### ZADANIE PISEMNE A
Skopiuj dokładnie fragment tekstu o filmie „Godziny duchów” od słów „Pośród szarych, betonowych” do słów „kochał. I umarł.”, łącznie z nimi.

Godziny duchów

filmweb.pl 1 dzień temu
Zdjęcie: plakat


Pośród szarych, betonowych ścian nie ma prawa mieszkać radość, a ośnieżone szczyty, tak różne od rozlewającej się po wzgórzach nowozelandzkiej zieleni, do jakiej zdążyło przyzwyczaić nas kino, słońca nie zaznały bodaj nigdy. Stojący pośrodku malowniczej nicości dom pozbawiony jest choćby śladu ludzkiej bytności. Próżno tam szukać okruszka chleba na kuchennym blacie czy skarpetek porzuconych na podłodze przy łóżku. A jednak ktoś tam mieszkał, żył, kochał. I umarł.

### ZADANIE PISEMNE B
Przedstaw jako tabelę Markdown z kolumnami „Nr” i „Treść” wiersze z wykazów poniżej, od wiersza zawierającego „apple-icon xyxy=(350,531,371,556)” do wiersza zawierającego „app-store-small: Retrouver-nous aussi”, łącznie z nimi. Pomiń puste wiersze.

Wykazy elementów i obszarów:
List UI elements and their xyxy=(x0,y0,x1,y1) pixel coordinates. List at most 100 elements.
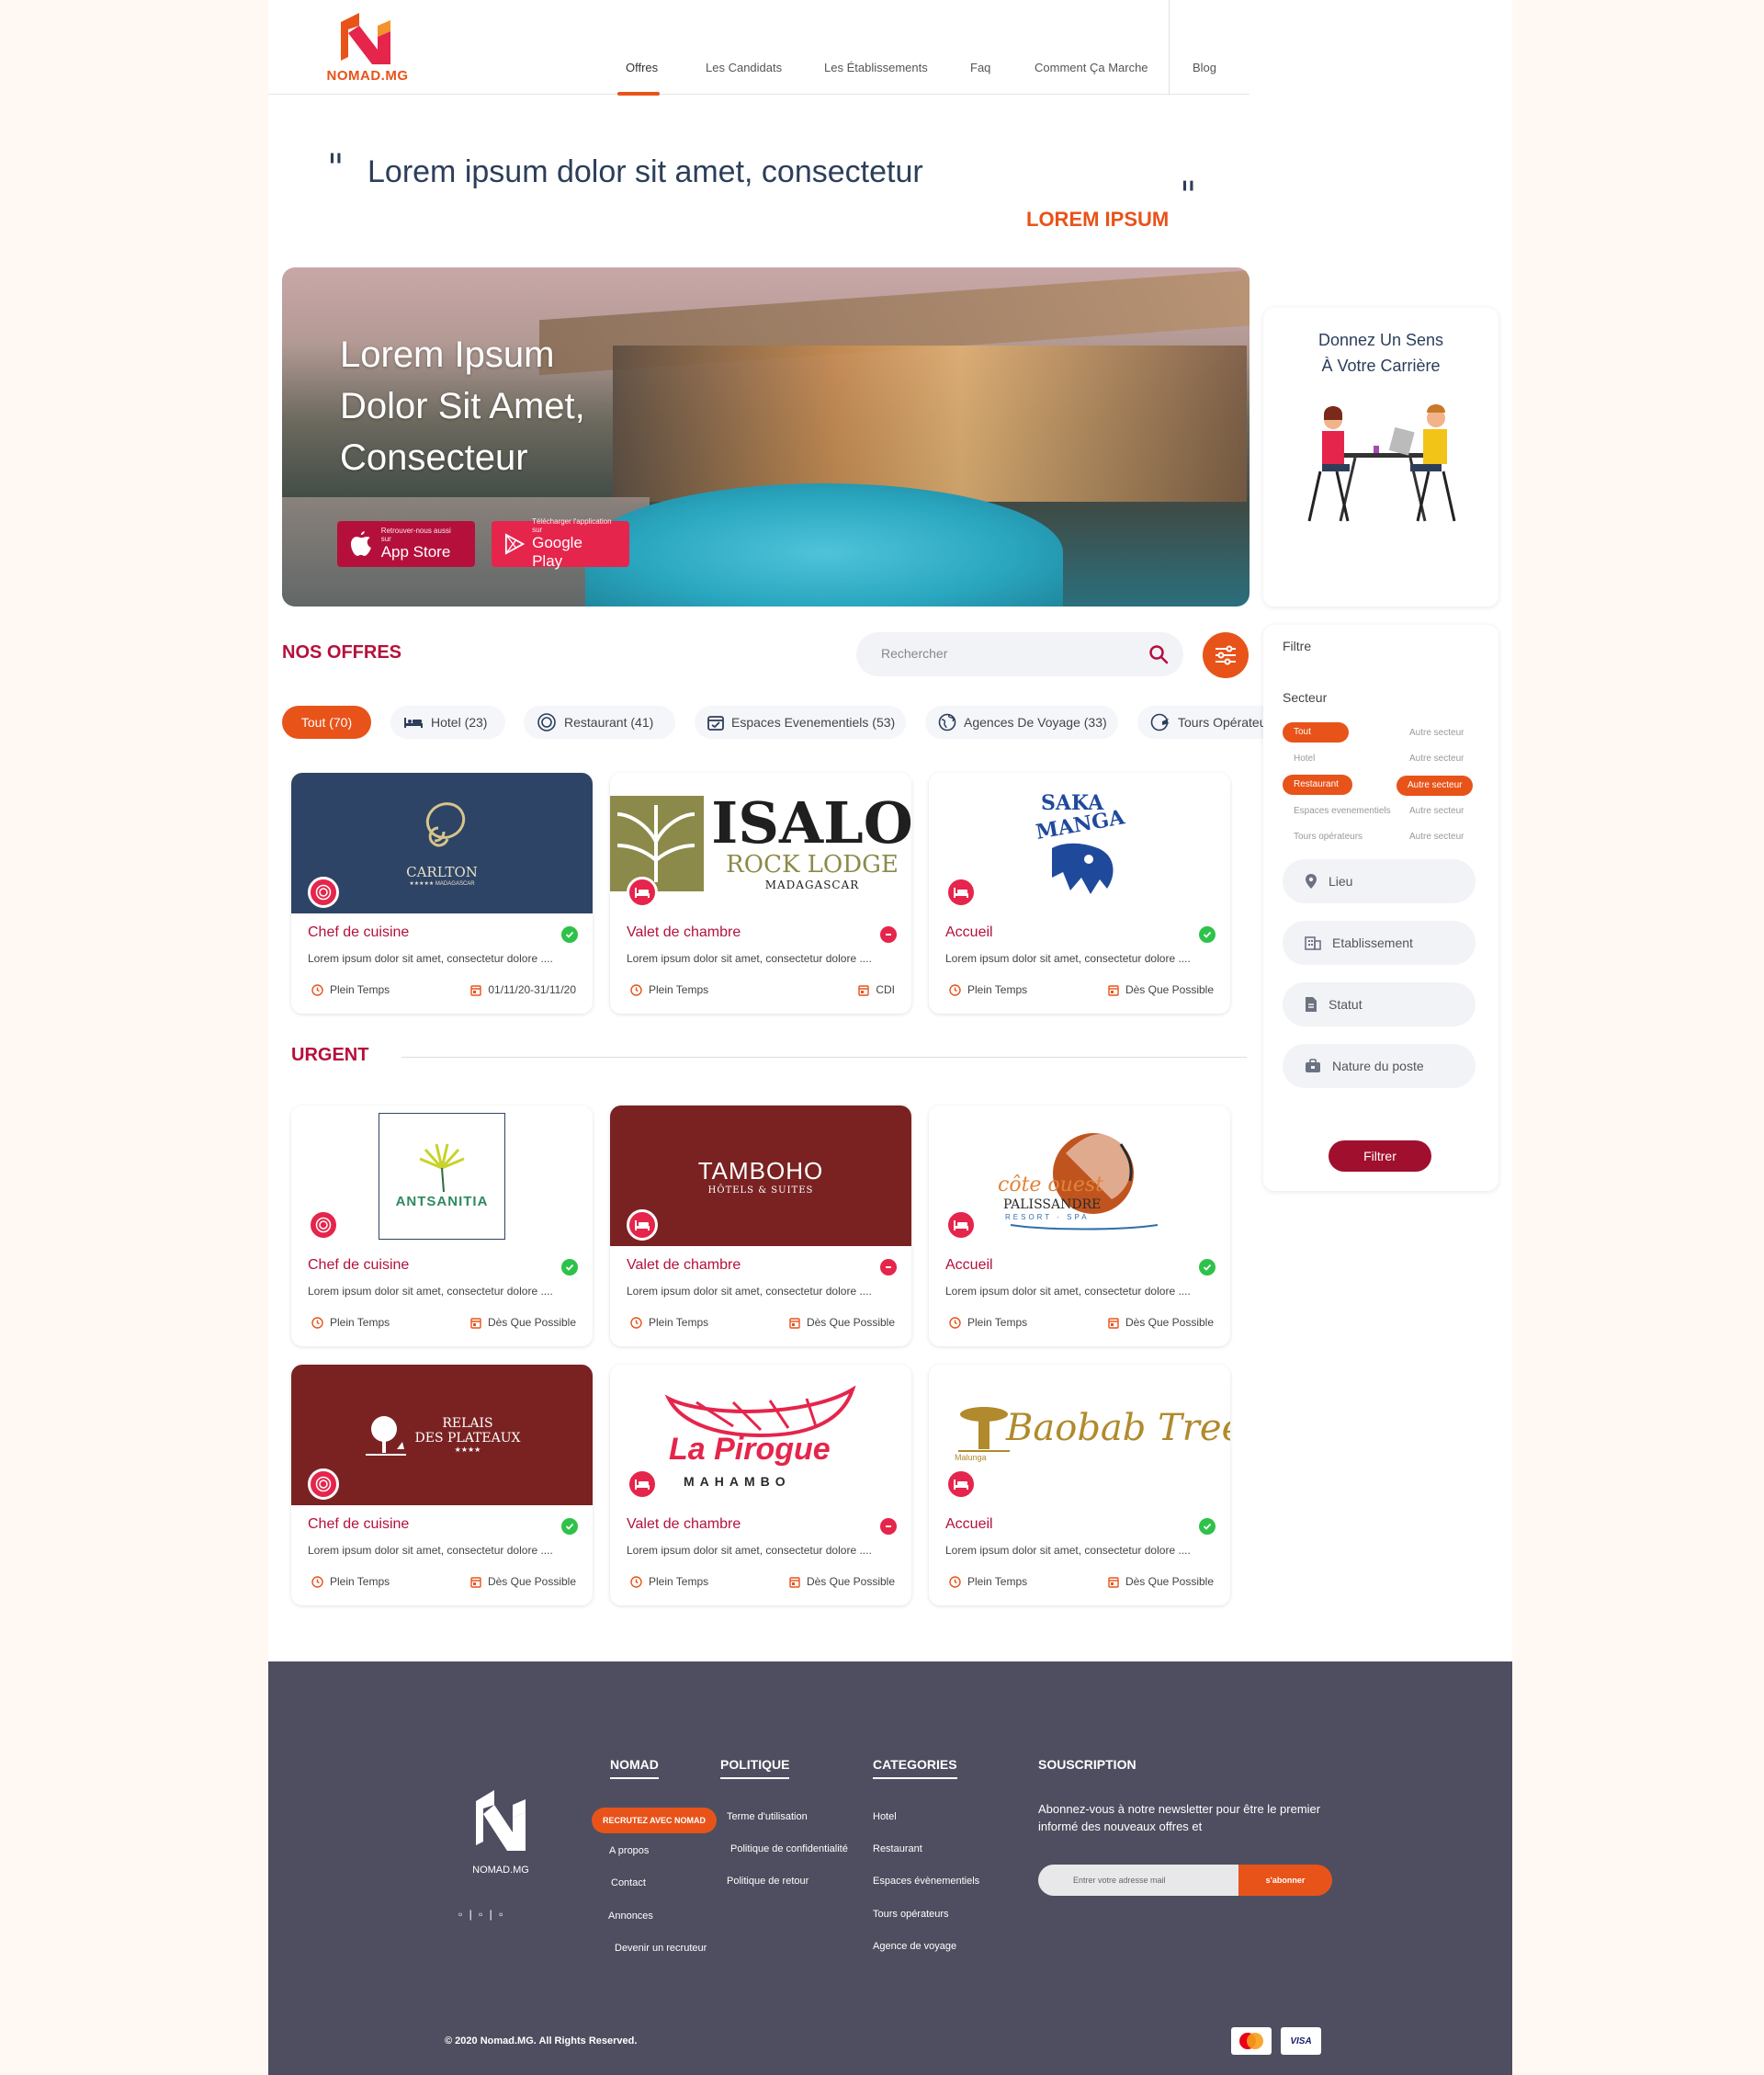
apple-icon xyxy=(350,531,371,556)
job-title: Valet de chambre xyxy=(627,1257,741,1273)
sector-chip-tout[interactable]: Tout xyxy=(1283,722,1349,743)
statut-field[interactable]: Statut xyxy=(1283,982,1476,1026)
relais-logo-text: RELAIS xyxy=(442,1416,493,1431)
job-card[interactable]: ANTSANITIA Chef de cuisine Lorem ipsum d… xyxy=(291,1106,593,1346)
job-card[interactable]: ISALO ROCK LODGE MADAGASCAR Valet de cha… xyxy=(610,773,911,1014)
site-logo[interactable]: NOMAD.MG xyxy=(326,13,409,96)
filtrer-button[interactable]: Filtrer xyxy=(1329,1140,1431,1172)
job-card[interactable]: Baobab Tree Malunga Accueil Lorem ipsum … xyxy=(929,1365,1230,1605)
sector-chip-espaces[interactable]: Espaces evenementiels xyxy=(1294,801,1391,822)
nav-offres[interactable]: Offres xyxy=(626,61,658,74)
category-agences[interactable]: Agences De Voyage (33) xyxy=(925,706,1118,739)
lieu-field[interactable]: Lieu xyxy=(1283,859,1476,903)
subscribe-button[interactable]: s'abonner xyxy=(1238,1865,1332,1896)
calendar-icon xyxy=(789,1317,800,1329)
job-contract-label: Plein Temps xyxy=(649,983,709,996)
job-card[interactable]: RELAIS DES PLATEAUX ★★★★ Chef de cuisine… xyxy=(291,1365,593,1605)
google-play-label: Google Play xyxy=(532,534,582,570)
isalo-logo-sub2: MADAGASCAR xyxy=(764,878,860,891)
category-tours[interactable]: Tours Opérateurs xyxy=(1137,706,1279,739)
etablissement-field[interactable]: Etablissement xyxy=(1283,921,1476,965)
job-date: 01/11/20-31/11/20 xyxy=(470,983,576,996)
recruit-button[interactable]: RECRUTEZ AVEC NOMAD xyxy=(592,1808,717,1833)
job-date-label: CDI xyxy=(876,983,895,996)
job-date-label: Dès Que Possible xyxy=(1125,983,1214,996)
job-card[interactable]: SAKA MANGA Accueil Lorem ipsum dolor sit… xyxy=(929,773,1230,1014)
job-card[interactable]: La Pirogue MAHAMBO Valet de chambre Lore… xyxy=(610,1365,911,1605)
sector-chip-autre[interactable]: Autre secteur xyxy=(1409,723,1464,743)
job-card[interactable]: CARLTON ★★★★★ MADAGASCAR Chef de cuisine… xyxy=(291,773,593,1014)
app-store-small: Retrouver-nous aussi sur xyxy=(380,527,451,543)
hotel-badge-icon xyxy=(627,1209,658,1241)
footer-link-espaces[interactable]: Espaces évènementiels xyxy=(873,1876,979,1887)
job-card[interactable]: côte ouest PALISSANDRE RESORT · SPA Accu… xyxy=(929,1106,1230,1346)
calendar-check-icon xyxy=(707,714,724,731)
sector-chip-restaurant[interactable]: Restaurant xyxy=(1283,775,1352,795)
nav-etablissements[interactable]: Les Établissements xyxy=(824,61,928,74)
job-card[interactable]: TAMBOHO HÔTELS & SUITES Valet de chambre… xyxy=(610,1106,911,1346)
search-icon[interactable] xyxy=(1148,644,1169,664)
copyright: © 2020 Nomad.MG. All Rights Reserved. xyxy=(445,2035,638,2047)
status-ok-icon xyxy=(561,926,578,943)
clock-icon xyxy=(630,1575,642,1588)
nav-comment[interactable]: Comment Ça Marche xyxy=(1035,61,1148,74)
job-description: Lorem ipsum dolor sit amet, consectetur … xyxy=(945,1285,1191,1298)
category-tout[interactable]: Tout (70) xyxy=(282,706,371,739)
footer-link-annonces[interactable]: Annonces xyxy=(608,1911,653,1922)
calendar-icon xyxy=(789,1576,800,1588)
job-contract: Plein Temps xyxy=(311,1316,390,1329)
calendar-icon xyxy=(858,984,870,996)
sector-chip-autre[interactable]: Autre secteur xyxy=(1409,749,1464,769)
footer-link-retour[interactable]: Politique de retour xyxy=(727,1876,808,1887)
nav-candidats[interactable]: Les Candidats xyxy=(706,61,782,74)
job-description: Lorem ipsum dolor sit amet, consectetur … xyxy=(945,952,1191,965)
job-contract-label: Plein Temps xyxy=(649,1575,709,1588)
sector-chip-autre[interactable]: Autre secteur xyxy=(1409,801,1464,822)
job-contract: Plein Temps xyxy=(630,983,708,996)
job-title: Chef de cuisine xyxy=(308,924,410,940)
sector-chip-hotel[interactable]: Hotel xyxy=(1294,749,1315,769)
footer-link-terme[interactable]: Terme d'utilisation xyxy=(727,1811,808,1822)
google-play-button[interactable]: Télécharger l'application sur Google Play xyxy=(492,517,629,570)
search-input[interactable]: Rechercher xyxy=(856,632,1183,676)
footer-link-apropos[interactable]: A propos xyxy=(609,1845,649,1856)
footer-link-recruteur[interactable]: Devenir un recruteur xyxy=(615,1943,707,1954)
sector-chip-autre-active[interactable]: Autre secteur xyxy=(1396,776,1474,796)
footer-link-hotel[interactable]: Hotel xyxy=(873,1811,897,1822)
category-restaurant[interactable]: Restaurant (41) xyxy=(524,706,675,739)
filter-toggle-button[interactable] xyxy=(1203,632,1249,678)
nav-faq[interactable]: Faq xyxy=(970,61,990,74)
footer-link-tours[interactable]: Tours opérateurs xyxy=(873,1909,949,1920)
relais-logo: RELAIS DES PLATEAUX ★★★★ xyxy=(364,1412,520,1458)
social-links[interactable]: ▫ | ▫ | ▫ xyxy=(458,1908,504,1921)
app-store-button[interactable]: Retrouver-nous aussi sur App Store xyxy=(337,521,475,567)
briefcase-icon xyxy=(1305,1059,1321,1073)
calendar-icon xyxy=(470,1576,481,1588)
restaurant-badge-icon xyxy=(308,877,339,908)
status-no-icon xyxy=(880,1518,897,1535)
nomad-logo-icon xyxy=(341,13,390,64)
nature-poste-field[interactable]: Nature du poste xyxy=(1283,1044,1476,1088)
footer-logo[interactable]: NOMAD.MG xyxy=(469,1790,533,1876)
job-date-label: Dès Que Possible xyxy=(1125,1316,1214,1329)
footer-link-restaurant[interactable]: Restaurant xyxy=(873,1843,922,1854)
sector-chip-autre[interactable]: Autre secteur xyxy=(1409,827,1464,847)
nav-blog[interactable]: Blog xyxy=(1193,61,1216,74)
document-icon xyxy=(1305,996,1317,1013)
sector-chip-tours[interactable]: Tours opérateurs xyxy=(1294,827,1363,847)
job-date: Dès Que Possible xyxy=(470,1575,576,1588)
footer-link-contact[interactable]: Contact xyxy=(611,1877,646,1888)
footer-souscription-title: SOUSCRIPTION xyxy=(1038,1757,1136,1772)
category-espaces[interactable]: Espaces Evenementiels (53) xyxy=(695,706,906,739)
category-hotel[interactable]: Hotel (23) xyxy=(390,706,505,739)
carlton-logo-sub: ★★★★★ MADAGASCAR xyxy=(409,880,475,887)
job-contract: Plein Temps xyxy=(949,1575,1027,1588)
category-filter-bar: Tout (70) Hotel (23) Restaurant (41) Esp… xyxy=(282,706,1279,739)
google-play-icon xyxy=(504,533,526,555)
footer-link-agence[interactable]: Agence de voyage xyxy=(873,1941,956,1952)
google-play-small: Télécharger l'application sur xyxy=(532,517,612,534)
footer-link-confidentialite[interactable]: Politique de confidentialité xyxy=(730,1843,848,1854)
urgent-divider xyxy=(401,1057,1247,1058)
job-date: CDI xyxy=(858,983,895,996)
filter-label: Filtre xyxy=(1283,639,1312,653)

### OCZEKIWANA ODPOWIEDŹ A
Pośród szarych, betonowych ścian nie ma prawa mieszkać radość, a ośnieżone szczyty, tak różne od rozlewającej się po wzgórzach nowozelandzkiej zieleni, do jakiej zdążyło przyzwyczaić nas kino, słońca nie zaznały bodaj nigdy. Stojący pośrodku malowniczej nicości dom pozbawiony jest choćby śladu ludzkiej bytności. Próżno tam szukać okruszka chleba na kuchennym blacie czy skarpetek porzuconych na podłodze przy łóżku. A jednak ktoś tam mieszkał, żył, kochał. I umarł.

### OCZEKIWANA ODPOWIEDŹ B
| Nr | Treść |
|---|---|
| 1 | apple-icon xyxy=(350,531,371,556) |
| 2 | job-title: Valet de chambre xyxy=(627,1257,741,1273) |
| 3 | sector-chip-tout[interactable]: Tout xyxy=(1283,722,1349,743) |
| 4 | statut-field[interactable]: Statut xyxy=(1283,982,1476,1026) |
| 5 | relais-logo-text: RELAIS xyxy=(442,1416,493,1431) |
| 6 | job-card[interactable]: ANTSANITIA Chef de cuisine Lorem ipsum d… xyxy=(291,1106,593,1346) |
| 7 | job-card[interactable]: ISALO ROCK LODGE MADAGASCAR Valet de cha… xyxy=(610,773,911,1014) |
| 8 | site-logo[interactable]: NOMAD.MG xyxy=(326,13,409,96) |
| 9 | filtrer-button[interactable]: Filtrer xyxy=(1329,1140,1431,1172) |
| 10 | job-card[interactable]: Baobab Tree Malunga Accueil Lorem ipsum … xyxy=(929,1365,1230,1605) |
| 11 | sector-chip-espaces[interactable]: Espaces evenementiels xyxy=(1294,801,1391,822) |
| 12 | nav-offres[interactable]: Offres xyxy=(626,61,658,74) |
| 13 | category-agences[interactable]: Agences De Voyage (33) xyxy=(925,706,1118,739) |
| 14 | lieu-field[interactable]: Lieu xyxy=(1283,859,1476,903) |
| 15 | subscribe-button[interactable]: s'abonner xyxy=(1238,1865,1332,1896) |
| 16 | calendar-icon xyxy=(789,1317,800,1329) |
| 17 | job-contract-label: Plein Temps xyxy=(649,983,709,996) |
| 18 | job-card[interactable]: RELAIS DES PLATEAUX ★★★★ Chef de cuisine… xyxy=(291,1365,593,1605) |
| 19 | google-play-label: Google Play xyxy=(532,534,582,570) |
| 20 | isalo-logo-sub2: MADAGASCAR xyxy=(764,878,860,891) |
| 21 | category-tours[interactable]: Tours Opérateurs xyxy=(1137,706,1279,739) |
| 22 | etablissement-field[interactable]: Etablissement xyxy=(1283,921,1476,965) |
| 23 | job-date: 01/11/20-31/11/20 xyxy=(470,983,576,996) |
| 24 | recruit-button[interactable]: RECRUTEZ AVEC NOMAD xyxy=(592,1808,717,1833) |
| 25 | job-date-label: CDI xyxy=(876,983,895,996) |
| 26 | job-date-label: Dès Que Possible xyxy=(1125,983,1214,996) |
| 27 | job-card[interactable]: SAKA MANGA Accueil Lorem ipsum dolor sit… xyxy=(929,773,1230,1014) |
| 28 | job-card[interactable]: La Pirogue MAHAMBO Valet de chambre Lore… xyxy=(610,1365,911,1605) |
| 29 | sector-chip-autre[interactable]: Autre secteur xyxy=(1409,723,1464,743) |
| 30 | job-card[interactable]: CARLTON ★★★★★ MADAGASCAR Chef de cuisine… xyxy=(291,773,593,1014) |
| 31 | app-store-small: Retrouver-nous aussi sur xyxy=(380,527,451,543) |